**Objective:** Transcribe every line exactly and omit anything that is a picture.

--

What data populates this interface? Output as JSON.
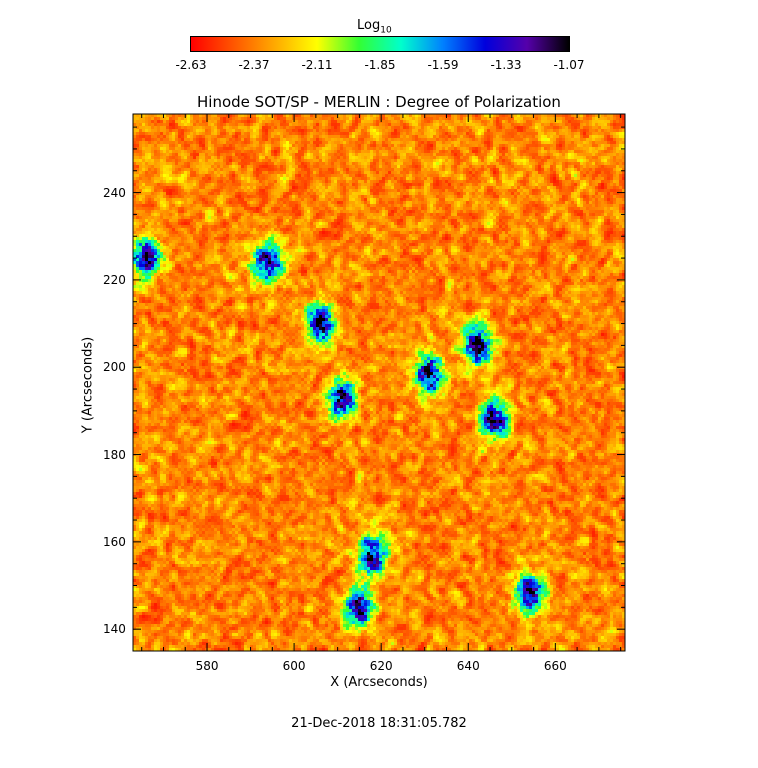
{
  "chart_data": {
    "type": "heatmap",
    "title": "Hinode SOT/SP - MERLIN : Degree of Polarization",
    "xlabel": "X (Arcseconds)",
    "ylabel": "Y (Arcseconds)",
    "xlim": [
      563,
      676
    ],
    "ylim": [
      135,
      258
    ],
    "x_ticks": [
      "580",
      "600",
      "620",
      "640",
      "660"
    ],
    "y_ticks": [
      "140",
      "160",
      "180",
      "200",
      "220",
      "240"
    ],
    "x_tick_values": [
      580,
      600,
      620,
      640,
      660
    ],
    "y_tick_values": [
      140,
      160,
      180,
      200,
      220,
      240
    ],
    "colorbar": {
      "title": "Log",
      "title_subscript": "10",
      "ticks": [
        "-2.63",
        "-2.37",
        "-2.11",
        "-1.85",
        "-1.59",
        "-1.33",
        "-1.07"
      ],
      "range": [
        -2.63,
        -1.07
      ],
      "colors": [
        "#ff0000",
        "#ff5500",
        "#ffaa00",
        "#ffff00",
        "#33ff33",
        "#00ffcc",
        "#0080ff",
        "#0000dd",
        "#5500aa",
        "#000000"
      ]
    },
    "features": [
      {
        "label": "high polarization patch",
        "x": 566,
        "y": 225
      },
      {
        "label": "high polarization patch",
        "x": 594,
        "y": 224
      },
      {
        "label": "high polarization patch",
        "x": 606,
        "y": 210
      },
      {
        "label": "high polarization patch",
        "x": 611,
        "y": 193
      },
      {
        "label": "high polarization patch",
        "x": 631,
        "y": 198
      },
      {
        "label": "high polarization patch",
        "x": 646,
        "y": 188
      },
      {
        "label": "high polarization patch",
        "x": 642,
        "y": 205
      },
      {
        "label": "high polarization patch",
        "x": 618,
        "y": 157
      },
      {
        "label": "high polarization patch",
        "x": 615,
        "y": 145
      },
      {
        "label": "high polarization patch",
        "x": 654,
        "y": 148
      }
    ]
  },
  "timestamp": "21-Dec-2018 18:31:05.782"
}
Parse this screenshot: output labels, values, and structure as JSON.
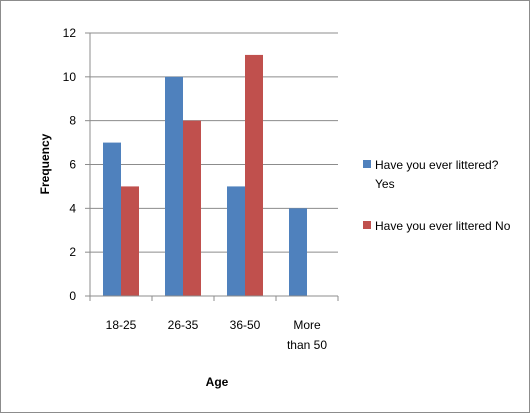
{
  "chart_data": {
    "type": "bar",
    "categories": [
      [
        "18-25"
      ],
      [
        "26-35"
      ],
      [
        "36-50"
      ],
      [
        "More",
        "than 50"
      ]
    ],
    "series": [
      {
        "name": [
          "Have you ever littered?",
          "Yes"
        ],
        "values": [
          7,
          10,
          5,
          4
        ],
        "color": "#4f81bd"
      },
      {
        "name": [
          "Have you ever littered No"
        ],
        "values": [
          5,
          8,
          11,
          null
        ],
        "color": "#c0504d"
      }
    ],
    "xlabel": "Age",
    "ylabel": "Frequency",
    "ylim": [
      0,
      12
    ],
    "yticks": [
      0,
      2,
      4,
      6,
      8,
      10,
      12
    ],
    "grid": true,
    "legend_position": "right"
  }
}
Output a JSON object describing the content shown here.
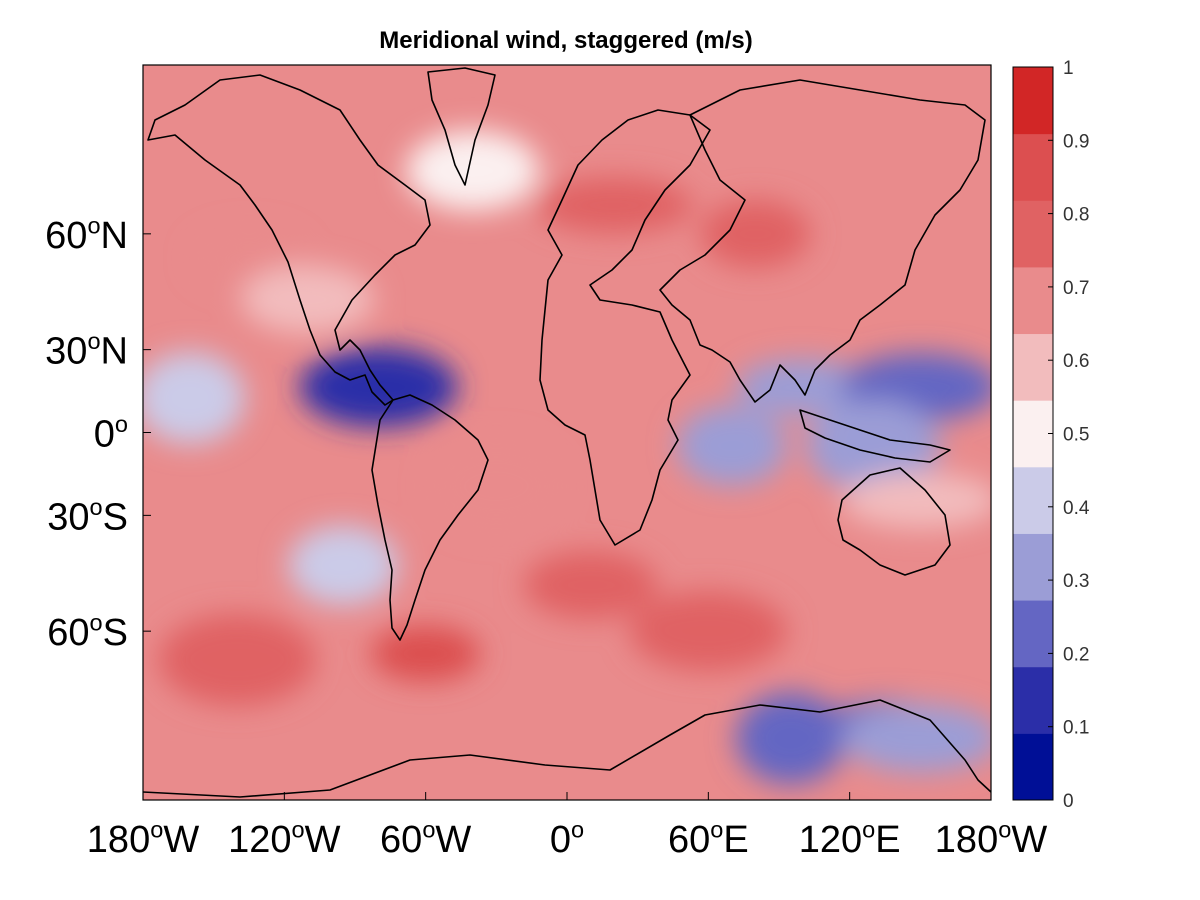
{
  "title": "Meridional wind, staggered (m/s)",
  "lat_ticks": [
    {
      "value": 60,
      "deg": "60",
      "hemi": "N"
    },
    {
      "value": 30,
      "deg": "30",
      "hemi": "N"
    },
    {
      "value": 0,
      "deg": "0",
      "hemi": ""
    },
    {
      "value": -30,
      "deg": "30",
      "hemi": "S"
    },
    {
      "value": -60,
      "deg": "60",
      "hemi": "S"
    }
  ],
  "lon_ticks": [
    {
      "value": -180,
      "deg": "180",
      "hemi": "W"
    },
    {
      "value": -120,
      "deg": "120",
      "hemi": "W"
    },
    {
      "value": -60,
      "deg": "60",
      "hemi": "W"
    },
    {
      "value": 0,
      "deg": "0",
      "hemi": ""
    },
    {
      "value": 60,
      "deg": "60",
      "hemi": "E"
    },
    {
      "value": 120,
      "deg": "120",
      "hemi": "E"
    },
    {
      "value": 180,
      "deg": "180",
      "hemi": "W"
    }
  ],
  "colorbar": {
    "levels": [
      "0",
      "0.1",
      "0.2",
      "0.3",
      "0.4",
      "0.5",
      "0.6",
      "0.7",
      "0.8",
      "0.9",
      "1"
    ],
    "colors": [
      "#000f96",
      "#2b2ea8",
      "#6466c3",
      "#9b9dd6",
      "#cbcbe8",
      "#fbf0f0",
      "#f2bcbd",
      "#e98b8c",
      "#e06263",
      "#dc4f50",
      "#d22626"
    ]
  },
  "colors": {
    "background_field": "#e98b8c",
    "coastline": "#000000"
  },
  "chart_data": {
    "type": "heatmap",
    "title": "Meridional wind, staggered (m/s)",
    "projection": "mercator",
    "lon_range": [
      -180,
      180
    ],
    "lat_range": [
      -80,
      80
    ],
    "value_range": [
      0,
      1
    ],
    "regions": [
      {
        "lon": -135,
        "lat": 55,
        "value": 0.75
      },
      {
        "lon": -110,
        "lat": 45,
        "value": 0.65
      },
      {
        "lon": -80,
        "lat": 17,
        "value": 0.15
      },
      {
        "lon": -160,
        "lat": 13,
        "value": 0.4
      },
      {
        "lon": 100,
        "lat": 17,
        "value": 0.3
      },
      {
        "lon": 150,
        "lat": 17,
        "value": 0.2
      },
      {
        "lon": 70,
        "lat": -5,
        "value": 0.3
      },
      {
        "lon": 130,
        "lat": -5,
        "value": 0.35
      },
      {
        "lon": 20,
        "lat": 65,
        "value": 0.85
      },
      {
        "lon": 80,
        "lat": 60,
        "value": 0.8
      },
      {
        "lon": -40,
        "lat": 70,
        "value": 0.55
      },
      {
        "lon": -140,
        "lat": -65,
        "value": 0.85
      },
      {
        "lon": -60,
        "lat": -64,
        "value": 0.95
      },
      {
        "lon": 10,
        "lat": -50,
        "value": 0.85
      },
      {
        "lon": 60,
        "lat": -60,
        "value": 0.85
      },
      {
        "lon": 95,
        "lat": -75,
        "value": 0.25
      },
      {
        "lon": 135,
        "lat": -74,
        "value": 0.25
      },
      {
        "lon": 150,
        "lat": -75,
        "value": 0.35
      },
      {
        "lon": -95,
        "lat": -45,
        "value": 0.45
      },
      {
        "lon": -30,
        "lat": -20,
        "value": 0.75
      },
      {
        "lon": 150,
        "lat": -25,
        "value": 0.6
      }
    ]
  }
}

--

**Task result:**
What data populates this interface? Output as JSON.
{
  "chart_data": {
    "type": "heatmap",
    "title": "Hinode SOT/SP - MERLIN : Degree of Polarization",
    "xlabel": "X (Arcseconds)",
    "ylabel": "Y (Arcseconds)",
    "xlim": [
      563,
      676
    ],
    "ylim": [
      135,
      258
    ],
    "x_ticks": [
      "580",
      "600",
      "620",
      "640",
      "660"
    ],
    "y_ticks": [
      "140",
      "160",
      "180",
      "200",
      "220",
      "240"
    ],
    "x_tick_values": [
      580,
      600,
      620,
      640,
      660
    ],
    "y_tick_values": [
      140,
      160,
      180,
      200,
      220,
      240
    ],
    "colorbar": {
      "title": "Log",
      "title_subscript": "10",
      "ticks": [
        "-2.63",
        "-2.37",
        "-2.11",
        "-1.85",
        "-1.59",
        "-1.33",
        "-1.07"
      ],
      "range": [
        -2.63,
        -1.07
      ],
      "colors": [
        "#ff0000",
        "#ff5500",
        "#ffaa00",
        "#ffff00",
        "#33ff33",
        "#00ffcc",
        "#0080ff",
        "#0000dd",
        "#5500aa",
        "#000000"
      ]
    },
    "features": [
      {
        "label": "high polarization patch",
        "x": 566,
        "y": 225
      },
      {
        "label": "high polarization patch",
        "x": 594,
        "y": 224
      },
      {
        "label": "high polarization patch",
        "x": 606,
        "y": 210
      },
      {
        "label": "high polarization patch",
        "x": 611,
        "y": 193
      },
      {
        "label": "high polarization patch",
        "x": 631,
        "y": 198
      },
      {
        "label": "high polarization patch",
        "x": 646,
        "y": 188
      },
      {
        "label": "high polarization patch",
        "x": 642,
        "y": 205
      },
      {
        "label": "high polarization patch",
        "x": 618,
        "y": 157
      },
      {
        "label": "high polarization patch",
        "x": 615,
        "y": 145
      },
      {
        "label": "high polarization patch",
        "x": 654,
        "y": 148
      }
    ]
  },
  "timestamp": "21-Dec-2018 18:31:05.782"
}
Parse this screenshot: output labels, values, and structure as JSON.
{
  "chart_data": {
    "type": "bar",
    "categories": [
      [
        "18-25"
      ],
      [
        "26-35"
      ],
      [
        "36-50"
      ],
      [
        "More",
        "than 50"
      ]
    ],
    "series": [
      {
        "name": [
          "Have you ever littered?",
          "Yes"
        ],
        "values": [
          7,
          10,
          5,
          4
        ],
        "color": "#4f81bd"
      },
      {
        "name": [
          "Have you ever littered No"
        ],
        "values": [
          5,
          8,
          11,
          null
        ],
        "color": "#c0504d"
      }
    ],
    "xlabel": "Age",
    "ylabel": "Frequency",
    "ylim": [
      0,
      12
    ],
    "yticks": [
      0,
      2,
      4,
      6,
      8,
      10,
      12
    ],
    "grid": true,
    "legend_position": "right"
  }
}
Output a JSON object describing the content shown here.
{
  "title": "Meridional wind, staggered (m/s)",
  "lat_ticks": [
    {
      "value": 60,
      "deg": "60",
      "hemi": "N"
    },
    {
      "value": 30,
      "deg": "30",
      "hemi": "N"
    },
    {
      "value": 0,
      "deg": "0",
      "hemi": ""
    },
    {
      "value": -30,
      "deg": "30",
      "hemi": "S"
    },
    {
      "value": -60,
      "deg": "60",
      "hemi": "S"
    }
  ],
  "lon_ticks": [
    {
      "value": -180,
      "deg": "180",
      "hemi": "W"
    },
    {
      "value": -120,
      "deg": "120",
      "hemi": "W"
    },
    {
      "value": -60,
      "deg": "60",
      "hemi": "W"
    },
    {
      "value": 0,
      "deg": "0",
      "hemi": ""
    },
    {
      "value": 60,
      "deg": "60",
      "hemi": "E"
    },
    {
      "value": 120,
      "deg": "120",
      "hemi": "E"
    },
    {
      "value": 180,
      "deg": "180",
      "hemi": "W"
    }
  ],
  "colorbar": {
    "levels": [
      "0",
      "0.1",
      "0.2",
      "0.3",
      "0.4",
      "0.5",
      "0.6",
      "0.7",
      "0.8",
      "0.9",
      "1"
    ],
    "colors": [
      "#000f96",
      "#2b2ea8",
      "#6466c3",
      "#9b9dd6",
      "#cbcbe8",
      "#fbf0f0",
      "#f2bcbd",
      "#e98b8c",
      "#e06263",
      "#dc4f50",
      "#d22626"
    ]
  },
  "colors": {
    "background_field": "#e98b8c",
    "coastline": "#000000"
  },
  "chart_data": {
    "type": "heatmap",
    "title": "Meridional wind, staggered (m/s)",
    "projection": "mercator",
    "lon_range": [
      -180,
      180
    ],
    "lat_range": [
      -80,
      80
    ],
    "value_range": [
      0,
      1
    ],
    "regions": [
      {
        "lon": -135,
        "lat": 55,
        "value": 0.75
      },
      {
        "lon": -110,
        "lat": 45,
        "value": 0.65
      },
      {
        "lon": -80,
        "lat": 17,
        "value": 0.15
      },
      {
        "lon": -160,
        "lat": 13,
        "value": 0.4
      },
      {
        "lon": 100,
        "lat": 17,
        "value": 0.3
      },
      {
        "lon": 150,
        "lat": 17,
        "value": 0.2
      },
      {
        "lon": 70,
        "lat": -5,
        "value": 0.3
      },
      {
        "lon": 130,
        "lat": -5,
        "value": 0.35
      },
      {
        "lon": 20,
        "lat": 65,
        "value": 0.85
      },
      {
        "lon": 80,
        "lat": 60,
        "value": 0.8
      },
      {
        "lon": -40,
        "lat": 70,
        "value": 0.55
      },
      {
        "lon": -140,
        "lat": -65,
        "value": 0.85
      },
      {
        "lon": -60,
        "lat": -64,
        "value": 0.95
      },
      {
        "lon": 10,
        "lat": -50,
        "value": 0.85
      },
      {
        "lon": 60,
        "lat": -60,
        "value": 0.85
      },
      {
        "lon": 95,
        "lat": -75,
        "value": 0.25
      },
      {
        "lon": 135,
        "lat": -74,
        "value": 0.25
      },
      {
        "lon": 150,
        "lat": -75,
        "value": 0.35
      },
      {
        "lon": -95,
        "lat": -45,
        "value": 0.45
      },
      {
        "lon": -30,
        "lat": -20,
        "value": 0.75
      },
      {
        "lon": 150,
        "lat": -25,
        "value": 0.6
      }
    ]
  }
}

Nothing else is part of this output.